## Task to carry out
Output the records exactly as they appear, with no pictures included.

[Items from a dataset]
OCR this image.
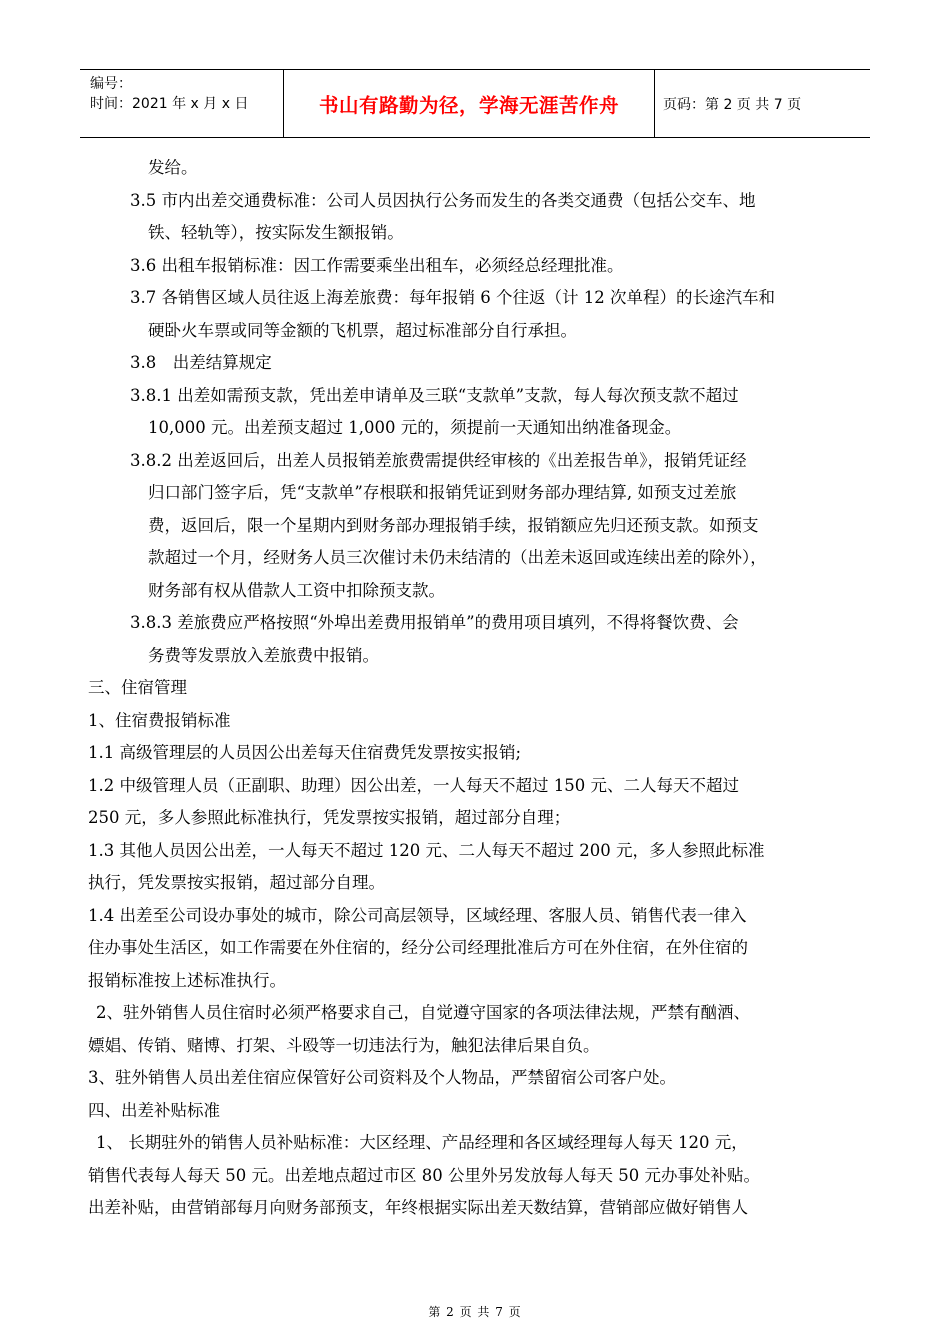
编号：
时间：2021 年 x 月 x 日	书山有路勤为径，学海无涯苦作舟	页码：第 2 页 共 7 页
发给。
3.5 市内出差交通费标准：公司人员因执行公务而发生的各类交通费（包括公交车、地
铁、轻轨等），按实际发生额报销。
3.6 出租车报销标准：因工作需要乘坐出租车，必须经总经理批准。
3.7 各销售区域人员往返上海差旅费：每年报销 6 个往返（计 12 次单程）的长途汽车和
硬卧火车票或同等金额的飞机票，超过标准部分自行承担。
3.8　出差结算规定
3.8.1 出差如需预支款，凭出差申请单及三联“支款单”支款，每人每次预支款不超过
10,000 元。出差预支超过 1,000 元的，须提前一天通知出纳准备现金。
3.8.2 出差返回后，出差人员报销差旅费需提供经审核的《出差报告单》，报销凭证经
归口部门签字后，凭“支款单”存根联和报销凭证到财务部办理结算, 如预支过差旅
费，返回后，限一个星期内到财务部办理报销手续，报销额应先归还预支款。如预支
款超过一个月，经财务人员三次催讨未仍未结清的（出差未返回或连续出差的除外），
财务部有权从借款人工资中扣除预支款。
3.8.3 差旅费应严格按照“外埠出差费用报销单”的费用项目填列，不得将餐饮费、会
务费等发票放入差旅费中报销。
三、住宿管理
1、住宿费报销标准
1.1 高级管理层的人员因公出差每天住宿费凭发票按实报销;
1.2 中级管理人员（正副职、助理）因公出差，一人每天不超过 150 元、二人每天不超过
250 元，多人参照此标准执行，凭发票按实报销，超过部分自理；
1.3 其他人员因公出差，一人每天不超过 120 元、二人每天不超过 200 元，多人参照此标准
执行，凭发票按实报销，超过部分自理。
1.4 出差至公司设办事处的城市，除公司高层领导，区域经理、客服人员、销售代表一律入
住办事处生活区，如工作需要在外住宿的，经分公司经理批准后方可在外住宿，在外住宿的
报销标准按上述标准执行。
2、驻外销售人员住宿时必须严格要求自己，自觉遵守国家的各项法律法规，严禁有酗酒、
嫖娼、传销、赌博、打架、斗殴等一切违法行为，触犯法律后果自负。
3、驻外销售人员出差住宿应保管好公司资料及个人物品，严禁留宿公司客户处。
四、出差补贴标准
1、 长期驻外的销售人员补贴标准：大区经理、产品经理和各区域经理每人每天 120 元，
销售代表每人每天 50 元。出差地点超过市区 80 公里外另发放每人每天 50 元办事处补贴。
出差补贴，由营销部每月向财务部预支，年终根据实际出差天数结算，营销部应做好销售人
第 2 页 共 7 页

## Finished task
OCR this image.
编号：
时间：2021 年 x 月 x 日	书山有路勤为径，学海无涯苦作舟	页码：第 2 页 共 7 页
发给。
3.5 市内出差交通费标准：公司人员因执行公务而发生的各类交通费（包括公交车、地
铁、轻轨等），按实际发生额报销。
3.6 出租车报销标准：因工作需要乘坐出租车，必须经总经理批准。
3.7 各销售区域人员往返上海差旅费：每年报销 6 个往返（计 12 次单程）的长途汽车和
硬卧火车票或同等金额的飞机票，超过标准部分自行承担。
3.8　出差结算规定
3.8.1 出差如需预支款，凭出差申请单及三联“支款单”支款，每人每次预支款不超过
10,000 元。出差预支超过 1,000 元的，须提前一天通知出纳准备现金。
3.8.2 出差返回后，出差人员报销差旅费需提供经审核的《出差报告单》，报销凭证经
归口部门签字后，凭“支款单”存根联和报销凭证到财务部办理结算, 如预支过差旅
费，返回后，限一个星期内到财务部办理报销手续，报销额应先归还预支款。如预支
款超过一个月，经财务人员三次催讨未仍未结清的（出差未返回或连续出差的除外），
财务部有权从借款人工资中扣除预支款。
3.8.3 差旅费应严格按照“外埠出差费用报销单”的费用项目填列，不得将餐饮费、会
务费等发票放入差旅费中报销。
三、住宿管理
1、住宿费报销标准
1.1 高级管理层的人员因公出差每天住宿费凭发票按实报销;
1.2 中级管理人员（正副职、助理）因公出差，一人每天不超过 150 元、二人每天不超过
250 元，多人参照此标准执行，凭发票按实报销，超过部分自理；
1.3 其他人员因公出差，一人每天不超过 120 元、二人每天不超过 200 元，多人参照此标准
执行，凭发票按实报销，超过部分自理。
1.4 出差至公司设办事处的城市，除公司高层领导，区域经理、客服人员、销售代表一律入
住办事处生活区，如工作需要在外住宿的，经分公司经理批准后方可在外住宿，在外住宿的
报销标准按上述标准执行。
2、驻外销售人员住宿时必须严格要求自己，自觉遵守国家的各项法律法规，严禁有酗酒、
嫖娼、传销、赌博、打架、斗殴等一切违法行为，触犯法律后果自负。
3、驻外销售人员出差住宿应保管好公司资料及个人物品，严禁留宿公司客户处。
四、出差补贴标准
1、 长期驻外的销售人员补贴标准：大区经理、产品经理和各区域经理每人每天 120 元，
销售代表每人每天 50 元。出差地点超过市区 80 公里外另发放每人每天 50 元办事处补贴。
出差补贴，由营销部每月向财务部预支，年终根据实际出差天数结算，营销部应做好销售人
第 2 页 共 7 页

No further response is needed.